• **Instruction**: Quote every entry word for word.

## Begin Data lines

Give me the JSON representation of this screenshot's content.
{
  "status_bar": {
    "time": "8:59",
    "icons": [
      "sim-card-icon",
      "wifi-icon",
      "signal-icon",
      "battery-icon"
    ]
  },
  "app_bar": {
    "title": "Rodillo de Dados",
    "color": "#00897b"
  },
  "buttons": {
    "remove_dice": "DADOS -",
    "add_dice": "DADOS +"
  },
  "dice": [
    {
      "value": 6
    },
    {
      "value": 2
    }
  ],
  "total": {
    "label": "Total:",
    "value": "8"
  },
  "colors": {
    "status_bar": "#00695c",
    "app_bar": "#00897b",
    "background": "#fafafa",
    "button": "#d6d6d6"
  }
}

## End Data lines

• **Correct response**:
Give me the JSON representation of this screenshot's content.
{
  "status_bar": {
    "time": "8:59",
    "icons": [
      "sim-card-icon",
      "wifi-icon",
      "signal-icon",
      "battery-icon"
    ]
  },
  "app_bar": {
    "title": "Rodillo de Dados",
    "color": "#00897b"
  },
  "buttons": {
    "remove_dice": "DADOS -",
    "add_dice": "DADOS +"
  },
  "dice": [
    {
      "value": 6
    },
    {
      "value": 2
    }
  ],
  "total": {
    "label": "Total:",
    "value": "8"
  },
  "colors": {
    "status_bar": "#00695c",
    "app_bar": "#00897b",
    "background": "#fafafa",
    "button": "#d6d6d6"
  }
}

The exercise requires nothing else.